> ACTIVITY
Please restate each entry that follows word for word.

> MATERIAL SUPPLIED
.....

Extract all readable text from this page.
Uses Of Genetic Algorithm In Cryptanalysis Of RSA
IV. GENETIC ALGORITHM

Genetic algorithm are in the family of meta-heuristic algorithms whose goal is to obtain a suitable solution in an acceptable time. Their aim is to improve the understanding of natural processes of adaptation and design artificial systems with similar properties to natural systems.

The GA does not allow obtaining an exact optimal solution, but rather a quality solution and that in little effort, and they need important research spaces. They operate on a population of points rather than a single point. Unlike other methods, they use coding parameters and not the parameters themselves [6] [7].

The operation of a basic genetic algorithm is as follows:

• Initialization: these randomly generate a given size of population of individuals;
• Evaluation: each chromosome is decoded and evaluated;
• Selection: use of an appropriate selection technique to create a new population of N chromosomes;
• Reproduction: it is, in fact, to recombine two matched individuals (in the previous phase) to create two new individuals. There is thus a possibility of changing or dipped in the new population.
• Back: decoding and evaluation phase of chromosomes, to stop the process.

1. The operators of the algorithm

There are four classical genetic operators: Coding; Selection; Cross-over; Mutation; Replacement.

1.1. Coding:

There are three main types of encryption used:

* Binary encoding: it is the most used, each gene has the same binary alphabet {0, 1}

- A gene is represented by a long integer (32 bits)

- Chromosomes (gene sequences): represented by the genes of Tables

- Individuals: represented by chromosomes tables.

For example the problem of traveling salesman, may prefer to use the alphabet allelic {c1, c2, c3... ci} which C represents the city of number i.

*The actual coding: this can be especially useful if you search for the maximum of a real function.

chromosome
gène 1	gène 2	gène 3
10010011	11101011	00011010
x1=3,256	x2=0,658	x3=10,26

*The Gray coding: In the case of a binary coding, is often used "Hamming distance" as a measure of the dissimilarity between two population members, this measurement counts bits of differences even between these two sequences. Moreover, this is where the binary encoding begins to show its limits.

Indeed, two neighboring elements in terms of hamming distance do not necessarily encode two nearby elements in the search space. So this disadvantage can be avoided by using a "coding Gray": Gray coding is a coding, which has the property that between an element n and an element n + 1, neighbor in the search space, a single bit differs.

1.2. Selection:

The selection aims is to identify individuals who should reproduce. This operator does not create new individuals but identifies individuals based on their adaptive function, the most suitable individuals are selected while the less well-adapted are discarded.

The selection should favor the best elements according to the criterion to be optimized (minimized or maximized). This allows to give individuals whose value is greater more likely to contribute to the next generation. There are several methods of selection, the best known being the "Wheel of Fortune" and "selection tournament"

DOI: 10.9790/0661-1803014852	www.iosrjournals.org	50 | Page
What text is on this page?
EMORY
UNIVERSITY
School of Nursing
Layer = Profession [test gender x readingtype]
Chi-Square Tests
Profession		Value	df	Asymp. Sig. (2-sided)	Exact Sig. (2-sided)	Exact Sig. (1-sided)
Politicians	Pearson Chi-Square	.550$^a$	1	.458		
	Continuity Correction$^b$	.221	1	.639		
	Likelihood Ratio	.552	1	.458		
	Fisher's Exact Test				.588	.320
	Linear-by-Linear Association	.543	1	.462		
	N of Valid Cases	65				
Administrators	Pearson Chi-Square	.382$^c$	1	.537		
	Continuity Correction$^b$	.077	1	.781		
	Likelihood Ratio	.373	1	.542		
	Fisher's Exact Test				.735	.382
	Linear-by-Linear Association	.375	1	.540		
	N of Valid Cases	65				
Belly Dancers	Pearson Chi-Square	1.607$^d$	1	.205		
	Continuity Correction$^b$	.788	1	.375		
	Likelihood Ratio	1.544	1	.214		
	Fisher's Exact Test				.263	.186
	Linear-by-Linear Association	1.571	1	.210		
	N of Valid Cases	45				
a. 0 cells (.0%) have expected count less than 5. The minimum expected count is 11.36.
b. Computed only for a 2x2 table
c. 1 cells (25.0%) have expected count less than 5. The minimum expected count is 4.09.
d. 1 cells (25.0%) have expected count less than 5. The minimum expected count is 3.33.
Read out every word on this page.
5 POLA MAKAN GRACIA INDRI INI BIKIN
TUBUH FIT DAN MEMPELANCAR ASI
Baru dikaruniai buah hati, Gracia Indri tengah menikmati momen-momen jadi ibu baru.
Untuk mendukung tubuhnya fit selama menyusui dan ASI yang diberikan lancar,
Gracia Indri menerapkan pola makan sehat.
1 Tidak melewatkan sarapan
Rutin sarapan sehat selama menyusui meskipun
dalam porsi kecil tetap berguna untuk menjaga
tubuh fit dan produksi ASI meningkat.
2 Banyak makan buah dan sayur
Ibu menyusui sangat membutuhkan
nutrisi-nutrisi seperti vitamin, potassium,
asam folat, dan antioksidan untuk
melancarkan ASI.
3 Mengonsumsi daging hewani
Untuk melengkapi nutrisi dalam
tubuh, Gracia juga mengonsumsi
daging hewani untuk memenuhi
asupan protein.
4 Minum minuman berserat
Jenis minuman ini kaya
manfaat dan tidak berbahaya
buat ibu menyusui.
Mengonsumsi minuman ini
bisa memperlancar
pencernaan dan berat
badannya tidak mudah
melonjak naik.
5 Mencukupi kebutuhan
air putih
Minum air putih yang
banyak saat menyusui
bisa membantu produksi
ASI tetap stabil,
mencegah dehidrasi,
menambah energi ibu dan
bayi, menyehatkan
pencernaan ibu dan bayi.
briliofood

.....

> OUTPUT OF THE EXERCISE
Extract all readable text from this page.
Uses Of Genetic Algorithm In Cryptanalysis Of RSA
IV. GENETIC ALGORITHM

Genetic algorithm are in the family of meta-heuristic algorithms whose goal is to obtain a suitable solution in an acceptable time. Their aim is to improve the understanding of natural processes of adaptation and design artificial systems with similar properties to natural systems.

The GA does not allow obtaining an exact optimal solution, but rather a quality solution and that in little effort, and they need important research spaces. They operate on a population of points rather than a single point. Unlike other methods, they use coding parameters and not the parameters themselves [6] [7].

The operation of a basic genetic algorithm is as follows:

• Initialization: these randomly generate a given size of population of individuals;
• Evaluation: each chromosome is decoded and evaluated;
• Selection: use of an appropriate selection technique to create a new population of N chromosomes;
• Reproduction: it is, in fact, to recombine two matched individuals (in the previous phase) to create two new individuals. There is thus a possibility of changing or dipped in the new population.
• Back: decoding and evaluation phase of chromosomes, to stop the process.

1. The operators of the algorithm

There are four classical genetic operators: Coding; Selection; Cross-over; Mutation; Replacement.

1.1. Coding:

There are three main types of encryption used:

* Binary encoding: it is the most used, each gene has the same binary alphabet {0, 1}

- A gene is represented by a long integer (32 bits)

- Chromosomes (gene sequences): represented by the genes of Tables

- Individuals: represented by chromosomes tables.

For example the problem of traveling salesman, may prefer to use the alphabet allelic {c1, c2, c3... ci} which C represents the city of number i.

*The actual coding: this can be especially useful if you search for the maximum of a real function.

chromosome
gène 1	gène 2	gène 3
10010011	11101011	00011010
x1=3,256	x2=0,658	x3=10,26

*The Gray coding: In the case of a binary coding, is often used "Hamming distance" as a measure of the dissimilarity between two population members, this measurement counts bits of differences even between these two sequences. Moreover, this is where the binary encoding begins to show its limits.

Indeed, two neighboring elements in terms of hamming distance do not necessarily encode two nearby elements in the search space. So this disadvantage can be avoided by using a "coding Gray": Gray coding is a coding, which has the property that between an element n and an element n + 1, neighbor in the search space, a single bit differs.

1.2. Selection:

The selection aims is to identify individuals who should reproduce. This operator does not create new individuals but identifies individuals based on their adaptive function, the most suitable individuals are selected while the less well-adapted are discarded.

The selection should favor the best elements according to the criterion to be optimized (minimized or maximized). This allows to give individuals whose value is greater more likely to contribute to the next generation. There are several methods of selection, the best known being the "Wheel of Fortune" and "selection tournament"

DOI: 10.9790/0661-1803014852	www.iosrjournals.org	50 | Page
What text is on this page?
EMORY
UNIVERSITY
School of Nursing
Layer = Profession [test gender x readingtype]
Chi-Square Tests
Profession		Value	df	Asymp. Sig. (2-sided)	Exact Sig. (2-sided)	Exact Sig. (1-sided)
Politicians	Pearson Chi-Square	.550$^a$	1	.458		
	Continuity Correction$^b$	.221	1	.639		
	Likelihood Ratio	.552	1	.458		
	Fisher's Exact Test				.588	.320
	Linear-by-Linear Association	.543	1	.462		
	N of Valid Cases	65				
Administrators	Pearson Chi-Square	.382$^c$	1	.537		
	Continuity Correction$^b$	.077	1	.781		
	Likelihood Ratio	.373	1	.542		
	Fisher's Exact Test				.735	.382
	Linear-by-Linear Association	.375	1	.540		
	N of Valid Cases	65				
Belly Dancers	Pearson Chi-Square	1.607$^d$	1	.205		
	Continuity Correction$^b$	.788	1	.375		
	Likelihood Ratio	1.544	1	.214		
	Fisher's Exact Test				.263	.186
	Linear-by-Linear Association	1.571	1	.210		
	N of Valid Cases	45				
a. 0 cells (.0%) have expected count less than 5. The minimum expected count is 11.36.
b. Computed only for a 2x2 table
c. 1 cells (25.0%) have expected count less than 5. The minimum expected count is 4.09.
d. 1 cells (25.0%) have expected count less than 5. The minimum expected count is 3.33.
Read out every word on this page.
5 POLA MAKAN GRACIA INDRI INI BIKIN
TUBUH FIT DAN MEMPELANCAR ASI
Baru dikaruniai buah hati, Gracia Indri tengah menikmati momen-momen jadi ibu baru.
Untuk mendukung tubuhnya fit selama menyusui dan ASI yang diberikan lancar,
Gracia Indri menerapkan pola makan sehat.
1 Tidak melewatkan sarapan
Rutin sarapan sehat selama menyusui meskipun
dalam porsi kecil tetap berguna untuk menjaga
tubuh fit dan produksi ASI meningkat.
2 Banyak makan buah dan sayur
Ibu menyusui sangat membutuhkan
nutrisi-nutrisi seperti vitamin, potassium,
asam folat, dan antioksidan untuk
melancarkan ASI.
3 Mengonsumsi daging hewani
Untuk melengkapi nutrisi dalam
tubuh, Gracia juga mengonsumsi
daging hewani untuk memenuhi
asupan protein.
4 Minum minuman berserat
Jenis minuman ini kaya
manfaat dan tidak berbahaya
buat ibu menyusui.
Mengonsumsi minuman ini
bisa memperlancar
pencernaan dan berat
badannya tidak mudah
melonjak naik.
5 Mencukupi kebutuhan
air putih
Minum air putih yang
banyak saat menyusui
bisa membantu produksi
ASI tetap stabil,
mencegah dehidrasi,
menambah energi ibu dan
bayi, menyehatkan
pencernaan ibu dan bayi.
briliofood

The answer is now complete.